* _WHAT TO PRODUCE_: Gather up every line from the entries below that uses the word "Rating".

>> Begin RECORD LIST

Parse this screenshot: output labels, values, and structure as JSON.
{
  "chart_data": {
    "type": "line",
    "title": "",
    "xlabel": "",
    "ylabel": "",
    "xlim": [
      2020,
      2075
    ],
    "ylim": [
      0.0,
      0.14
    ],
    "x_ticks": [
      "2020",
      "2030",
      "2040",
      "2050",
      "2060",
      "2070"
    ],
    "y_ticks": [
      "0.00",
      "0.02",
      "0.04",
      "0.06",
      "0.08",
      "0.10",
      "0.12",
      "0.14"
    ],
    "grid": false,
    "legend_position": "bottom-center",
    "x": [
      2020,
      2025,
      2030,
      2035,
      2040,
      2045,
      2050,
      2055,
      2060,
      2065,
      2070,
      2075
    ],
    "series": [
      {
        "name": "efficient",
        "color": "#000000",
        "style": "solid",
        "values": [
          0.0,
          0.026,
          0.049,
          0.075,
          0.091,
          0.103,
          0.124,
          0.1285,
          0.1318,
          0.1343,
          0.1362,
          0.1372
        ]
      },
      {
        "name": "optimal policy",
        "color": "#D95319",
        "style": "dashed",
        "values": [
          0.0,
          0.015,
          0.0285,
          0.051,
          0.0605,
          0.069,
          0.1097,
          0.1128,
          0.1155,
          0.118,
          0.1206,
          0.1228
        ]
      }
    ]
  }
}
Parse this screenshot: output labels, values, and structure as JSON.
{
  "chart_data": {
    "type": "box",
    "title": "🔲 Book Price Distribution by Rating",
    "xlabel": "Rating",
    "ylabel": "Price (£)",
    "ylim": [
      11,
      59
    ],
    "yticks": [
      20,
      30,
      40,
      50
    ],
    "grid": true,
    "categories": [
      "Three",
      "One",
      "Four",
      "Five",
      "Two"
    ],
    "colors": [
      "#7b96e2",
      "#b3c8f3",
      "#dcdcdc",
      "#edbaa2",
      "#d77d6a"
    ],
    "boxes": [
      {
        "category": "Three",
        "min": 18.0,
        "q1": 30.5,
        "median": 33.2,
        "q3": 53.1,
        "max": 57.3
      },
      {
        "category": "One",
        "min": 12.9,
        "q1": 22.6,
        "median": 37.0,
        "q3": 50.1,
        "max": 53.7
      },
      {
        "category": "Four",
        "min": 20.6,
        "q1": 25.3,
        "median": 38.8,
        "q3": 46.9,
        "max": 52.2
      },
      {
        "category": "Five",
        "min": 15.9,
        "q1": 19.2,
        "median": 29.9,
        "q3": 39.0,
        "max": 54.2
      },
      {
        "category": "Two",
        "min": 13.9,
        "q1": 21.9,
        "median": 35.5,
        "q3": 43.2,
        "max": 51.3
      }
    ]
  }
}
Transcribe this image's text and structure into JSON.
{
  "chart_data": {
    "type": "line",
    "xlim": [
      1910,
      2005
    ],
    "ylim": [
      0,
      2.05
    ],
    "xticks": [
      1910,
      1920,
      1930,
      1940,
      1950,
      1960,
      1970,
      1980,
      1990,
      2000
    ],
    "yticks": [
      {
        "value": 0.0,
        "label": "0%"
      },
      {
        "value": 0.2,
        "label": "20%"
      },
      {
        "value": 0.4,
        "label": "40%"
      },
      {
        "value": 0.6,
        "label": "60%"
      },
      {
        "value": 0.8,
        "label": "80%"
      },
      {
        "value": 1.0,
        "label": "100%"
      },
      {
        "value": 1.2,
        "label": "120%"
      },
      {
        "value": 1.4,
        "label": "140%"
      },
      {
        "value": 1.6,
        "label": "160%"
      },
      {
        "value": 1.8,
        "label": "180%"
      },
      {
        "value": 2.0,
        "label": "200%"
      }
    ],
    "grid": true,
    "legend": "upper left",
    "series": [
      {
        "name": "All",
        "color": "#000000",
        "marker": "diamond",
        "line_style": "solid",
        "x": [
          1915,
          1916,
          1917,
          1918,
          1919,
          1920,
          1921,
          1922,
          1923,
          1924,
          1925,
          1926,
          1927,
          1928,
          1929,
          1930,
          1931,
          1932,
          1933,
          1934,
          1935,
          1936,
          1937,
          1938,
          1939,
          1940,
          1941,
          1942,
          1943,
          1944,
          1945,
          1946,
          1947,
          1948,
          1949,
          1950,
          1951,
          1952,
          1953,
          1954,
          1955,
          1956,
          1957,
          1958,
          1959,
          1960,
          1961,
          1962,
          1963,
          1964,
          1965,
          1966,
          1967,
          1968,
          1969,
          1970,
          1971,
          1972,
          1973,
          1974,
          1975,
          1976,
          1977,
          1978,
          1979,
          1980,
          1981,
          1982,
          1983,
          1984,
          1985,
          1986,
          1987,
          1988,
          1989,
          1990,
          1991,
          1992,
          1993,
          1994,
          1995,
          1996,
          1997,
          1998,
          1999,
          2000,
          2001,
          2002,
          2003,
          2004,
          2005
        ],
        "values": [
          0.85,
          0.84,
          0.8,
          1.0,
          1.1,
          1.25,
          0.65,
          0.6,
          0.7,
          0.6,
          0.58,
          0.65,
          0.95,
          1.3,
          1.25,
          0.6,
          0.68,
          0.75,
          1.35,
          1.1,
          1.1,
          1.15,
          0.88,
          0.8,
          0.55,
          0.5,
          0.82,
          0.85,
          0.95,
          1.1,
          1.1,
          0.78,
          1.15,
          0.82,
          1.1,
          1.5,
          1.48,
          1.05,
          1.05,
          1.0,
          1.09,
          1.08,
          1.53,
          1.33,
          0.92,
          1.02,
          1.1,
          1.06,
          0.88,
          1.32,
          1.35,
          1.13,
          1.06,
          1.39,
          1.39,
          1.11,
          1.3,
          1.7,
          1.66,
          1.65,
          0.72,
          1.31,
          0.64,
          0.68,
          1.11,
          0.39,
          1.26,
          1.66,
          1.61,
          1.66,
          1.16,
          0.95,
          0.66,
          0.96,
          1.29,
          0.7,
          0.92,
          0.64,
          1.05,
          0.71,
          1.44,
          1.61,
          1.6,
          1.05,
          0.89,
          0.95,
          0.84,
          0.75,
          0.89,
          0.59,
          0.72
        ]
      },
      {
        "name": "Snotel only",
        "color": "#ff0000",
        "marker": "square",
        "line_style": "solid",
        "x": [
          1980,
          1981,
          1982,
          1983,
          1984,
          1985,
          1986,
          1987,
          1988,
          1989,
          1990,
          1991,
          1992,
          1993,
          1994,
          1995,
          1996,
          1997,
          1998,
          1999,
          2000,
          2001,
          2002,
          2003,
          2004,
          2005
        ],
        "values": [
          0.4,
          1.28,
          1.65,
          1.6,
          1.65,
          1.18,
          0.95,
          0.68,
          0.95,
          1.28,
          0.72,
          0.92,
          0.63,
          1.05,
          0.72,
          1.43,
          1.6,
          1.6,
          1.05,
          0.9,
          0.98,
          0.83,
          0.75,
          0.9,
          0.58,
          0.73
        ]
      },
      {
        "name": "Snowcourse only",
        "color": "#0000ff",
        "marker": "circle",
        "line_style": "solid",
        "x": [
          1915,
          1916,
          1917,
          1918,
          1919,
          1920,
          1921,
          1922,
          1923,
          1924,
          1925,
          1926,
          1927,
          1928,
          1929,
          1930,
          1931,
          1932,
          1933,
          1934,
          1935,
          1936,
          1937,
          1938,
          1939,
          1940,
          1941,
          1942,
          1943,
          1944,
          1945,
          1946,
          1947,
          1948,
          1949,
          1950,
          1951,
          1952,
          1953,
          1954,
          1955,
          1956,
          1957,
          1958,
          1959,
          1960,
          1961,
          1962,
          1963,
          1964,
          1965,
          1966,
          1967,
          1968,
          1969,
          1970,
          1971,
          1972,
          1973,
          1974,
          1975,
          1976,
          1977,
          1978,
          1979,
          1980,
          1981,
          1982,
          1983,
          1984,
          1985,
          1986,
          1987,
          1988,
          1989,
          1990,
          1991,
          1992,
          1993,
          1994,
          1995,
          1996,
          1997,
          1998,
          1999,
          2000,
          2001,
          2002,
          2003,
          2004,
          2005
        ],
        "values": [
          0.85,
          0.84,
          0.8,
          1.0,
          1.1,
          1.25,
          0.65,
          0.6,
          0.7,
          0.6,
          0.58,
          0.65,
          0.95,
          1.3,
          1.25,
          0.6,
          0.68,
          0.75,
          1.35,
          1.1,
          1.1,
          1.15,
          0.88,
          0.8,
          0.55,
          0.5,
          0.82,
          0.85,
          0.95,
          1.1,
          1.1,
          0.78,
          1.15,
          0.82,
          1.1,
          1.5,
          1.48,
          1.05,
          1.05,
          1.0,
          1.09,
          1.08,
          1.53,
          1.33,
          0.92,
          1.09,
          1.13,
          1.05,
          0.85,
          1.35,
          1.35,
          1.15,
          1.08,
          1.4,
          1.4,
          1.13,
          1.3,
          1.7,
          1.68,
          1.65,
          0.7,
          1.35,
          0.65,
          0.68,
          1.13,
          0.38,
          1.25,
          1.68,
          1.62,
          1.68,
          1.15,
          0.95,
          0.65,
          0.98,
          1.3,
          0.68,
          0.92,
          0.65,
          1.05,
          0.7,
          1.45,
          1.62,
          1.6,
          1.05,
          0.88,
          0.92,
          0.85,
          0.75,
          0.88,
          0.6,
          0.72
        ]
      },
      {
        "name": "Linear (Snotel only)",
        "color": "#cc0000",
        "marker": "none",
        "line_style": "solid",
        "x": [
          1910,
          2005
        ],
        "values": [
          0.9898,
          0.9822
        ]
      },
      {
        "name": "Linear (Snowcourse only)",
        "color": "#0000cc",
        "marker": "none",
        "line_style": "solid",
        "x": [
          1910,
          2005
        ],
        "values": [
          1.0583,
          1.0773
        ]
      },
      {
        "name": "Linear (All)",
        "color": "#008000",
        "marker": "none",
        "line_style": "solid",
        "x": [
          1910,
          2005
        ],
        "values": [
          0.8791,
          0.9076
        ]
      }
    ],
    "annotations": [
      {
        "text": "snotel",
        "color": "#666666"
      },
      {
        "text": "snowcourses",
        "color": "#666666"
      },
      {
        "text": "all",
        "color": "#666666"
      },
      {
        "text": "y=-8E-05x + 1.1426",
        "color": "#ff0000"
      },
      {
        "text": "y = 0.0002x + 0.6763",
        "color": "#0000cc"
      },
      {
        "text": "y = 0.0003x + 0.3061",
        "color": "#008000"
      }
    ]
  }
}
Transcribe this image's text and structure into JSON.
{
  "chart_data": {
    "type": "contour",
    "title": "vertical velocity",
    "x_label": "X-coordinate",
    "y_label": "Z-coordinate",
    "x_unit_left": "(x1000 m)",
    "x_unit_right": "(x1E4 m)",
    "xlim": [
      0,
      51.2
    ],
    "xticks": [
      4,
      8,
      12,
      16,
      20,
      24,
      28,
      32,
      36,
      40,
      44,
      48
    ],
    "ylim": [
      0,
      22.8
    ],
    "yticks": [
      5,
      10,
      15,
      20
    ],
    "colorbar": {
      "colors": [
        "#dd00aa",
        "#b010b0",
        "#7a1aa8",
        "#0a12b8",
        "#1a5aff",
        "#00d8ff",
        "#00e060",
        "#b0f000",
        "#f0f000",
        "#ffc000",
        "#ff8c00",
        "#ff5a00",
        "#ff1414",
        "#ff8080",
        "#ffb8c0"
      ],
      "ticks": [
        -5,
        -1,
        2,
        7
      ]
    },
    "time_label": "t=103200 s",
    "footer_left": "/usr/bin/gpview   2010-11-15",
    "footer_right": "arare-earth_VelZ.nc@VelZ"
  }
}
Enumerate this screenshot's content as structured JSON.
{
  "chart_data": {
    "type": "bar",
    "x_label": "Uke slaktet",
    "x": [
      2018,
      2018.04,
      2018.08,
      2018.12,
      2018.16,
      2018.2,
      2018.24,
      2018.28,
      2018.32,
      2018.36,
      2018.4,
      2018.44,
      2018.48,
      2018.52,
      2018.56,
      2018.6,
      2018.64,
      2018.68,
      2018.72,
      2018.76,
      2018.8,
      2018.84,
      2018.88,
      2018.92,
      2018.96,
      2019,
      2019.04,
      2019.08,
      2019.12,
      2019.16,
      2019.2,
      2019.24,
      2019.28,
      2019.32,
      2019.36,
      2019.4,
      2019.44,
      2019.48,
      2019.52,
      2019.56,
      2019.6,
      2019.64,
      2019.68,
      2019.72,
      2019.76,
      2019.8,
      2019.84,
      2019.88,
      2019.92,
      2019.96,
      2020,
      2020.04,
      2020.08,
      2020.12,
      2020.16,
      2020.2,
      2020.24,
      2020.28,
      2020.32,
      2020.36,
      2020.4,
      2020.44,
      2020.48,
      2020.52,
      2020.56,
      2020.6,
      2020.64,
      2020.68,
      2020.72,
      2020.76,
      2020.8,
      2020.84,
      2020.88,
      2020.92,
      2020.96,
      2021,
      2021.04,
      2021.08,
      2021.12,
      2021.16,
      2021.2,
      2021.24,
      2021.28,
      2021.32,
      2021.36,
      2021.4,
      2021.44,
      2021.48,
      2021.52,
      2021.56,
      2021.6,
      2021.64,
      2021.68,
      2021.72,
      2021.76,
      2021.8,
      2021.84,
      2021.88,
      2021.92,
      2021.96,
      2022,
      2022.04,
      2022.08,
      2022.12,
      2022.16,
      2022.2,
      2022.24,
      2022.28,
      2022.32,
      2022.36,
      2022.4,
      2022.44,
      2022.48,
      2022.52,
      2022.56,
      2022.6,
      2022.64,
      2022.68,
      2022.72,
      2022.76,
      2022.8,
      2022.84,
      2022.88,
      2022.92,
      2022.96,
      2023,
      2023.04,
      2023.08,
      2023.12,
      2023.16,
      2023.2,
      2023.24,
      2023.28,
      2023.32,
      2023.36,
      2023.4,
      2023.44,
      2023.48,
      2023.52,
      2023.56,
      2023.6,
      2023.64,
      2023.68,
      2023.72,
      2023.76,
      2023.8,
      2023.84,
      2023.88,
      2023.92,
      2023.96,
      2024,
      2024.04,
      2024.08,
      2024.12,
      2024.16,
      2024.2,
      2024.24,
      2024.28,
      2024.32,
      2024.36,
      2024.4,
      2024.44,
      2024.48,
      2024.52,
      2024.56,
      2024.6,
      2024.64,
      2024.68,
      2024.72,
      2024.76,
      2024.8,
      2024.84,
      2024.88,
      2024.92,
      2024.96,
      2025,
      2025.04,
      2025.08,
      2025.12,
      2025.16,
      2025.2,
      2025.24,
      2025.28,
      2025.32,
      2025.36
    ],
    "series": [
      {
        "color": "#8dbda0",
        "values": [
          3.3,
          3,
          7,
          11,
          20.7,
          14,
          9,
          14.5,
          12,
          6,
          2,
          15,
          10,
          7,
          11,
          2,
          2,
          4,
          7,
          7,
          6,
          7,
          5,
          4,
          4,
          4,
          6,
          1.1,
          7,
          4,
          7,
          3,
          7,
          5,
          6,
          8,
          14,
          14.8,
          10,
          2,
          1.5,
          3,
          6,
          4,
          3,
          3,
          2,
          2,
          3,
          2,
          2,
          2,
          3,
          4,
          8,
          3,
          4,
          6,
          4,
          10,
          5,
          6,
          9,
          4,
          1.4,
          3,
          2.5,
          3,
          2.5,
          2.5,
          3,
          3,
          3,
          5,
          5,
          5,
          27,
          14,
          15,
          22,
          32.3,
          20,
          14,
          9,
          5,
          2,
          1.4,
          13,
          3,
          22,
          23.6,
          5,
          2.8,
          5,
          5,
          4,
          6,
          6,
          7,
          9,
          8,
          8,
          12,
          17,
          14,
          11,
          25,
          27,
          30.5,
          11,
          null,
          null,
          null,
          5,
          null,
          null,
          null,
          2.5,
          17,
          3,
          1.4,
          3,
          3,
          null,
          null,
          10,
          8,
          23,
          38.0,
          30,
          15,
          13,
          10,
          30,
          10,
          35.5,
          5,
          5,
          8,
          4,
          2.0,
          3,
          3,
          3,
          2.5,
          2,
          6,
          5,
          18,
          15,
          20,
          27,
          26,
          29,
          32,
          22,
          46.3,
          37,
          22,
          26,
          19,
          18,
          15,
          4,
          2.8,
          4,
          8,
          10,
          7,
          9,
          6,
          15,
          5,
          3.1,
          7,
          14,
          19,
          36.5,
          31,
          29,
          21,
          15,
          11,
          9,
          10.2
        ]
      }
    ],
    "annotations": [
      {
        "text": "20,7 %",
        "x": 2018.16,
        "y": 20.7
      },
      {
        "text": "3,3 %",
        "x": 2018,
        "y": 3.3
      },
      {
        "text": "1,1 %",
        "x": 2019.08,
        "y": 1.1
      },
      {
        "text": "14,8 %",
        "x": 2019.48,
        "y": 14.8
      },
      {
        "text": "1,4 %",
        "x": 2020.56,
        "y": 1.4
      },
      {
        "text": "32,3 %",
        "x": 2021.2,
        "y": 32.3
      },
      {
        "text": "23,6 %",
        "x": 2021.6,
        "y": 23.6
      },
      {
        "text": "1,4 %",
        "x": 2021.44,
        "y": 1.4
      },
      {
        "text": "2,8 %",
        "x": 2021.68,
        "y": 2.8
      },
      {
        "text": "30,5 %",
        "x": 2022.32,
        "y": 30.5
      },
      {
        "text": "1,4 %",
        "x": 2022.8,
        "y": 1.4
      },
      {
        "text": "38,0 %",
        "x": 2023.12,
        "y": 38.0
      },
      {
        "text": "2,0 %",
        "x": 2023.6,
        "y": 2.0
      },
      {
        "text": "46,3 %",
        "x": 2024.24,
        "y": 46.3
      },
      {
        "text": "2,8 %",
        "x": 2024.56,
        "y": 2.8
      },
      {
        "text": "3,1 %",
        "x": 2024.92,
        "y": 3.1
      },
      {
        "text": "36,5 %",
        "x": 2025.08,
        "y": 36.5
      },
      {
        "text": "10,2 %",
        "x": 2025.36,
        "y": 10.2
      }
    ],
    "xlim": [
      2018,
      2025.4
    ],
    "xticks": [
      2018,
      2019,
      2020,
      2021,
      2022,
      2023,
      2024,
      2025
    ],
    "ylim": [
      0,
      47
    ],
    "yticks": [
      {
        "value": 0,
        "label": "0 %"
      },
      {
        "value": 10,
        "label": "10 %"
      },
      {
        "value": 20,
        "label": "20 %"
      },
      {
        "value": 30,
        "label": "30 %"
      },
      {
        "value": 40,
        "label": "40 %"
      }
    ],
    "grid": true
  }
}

>> End RECORD LIST

* _THE ANSWER_:
    "title": "🔲 Book Price Distribution by Rating",
    "xlabel": "Rating",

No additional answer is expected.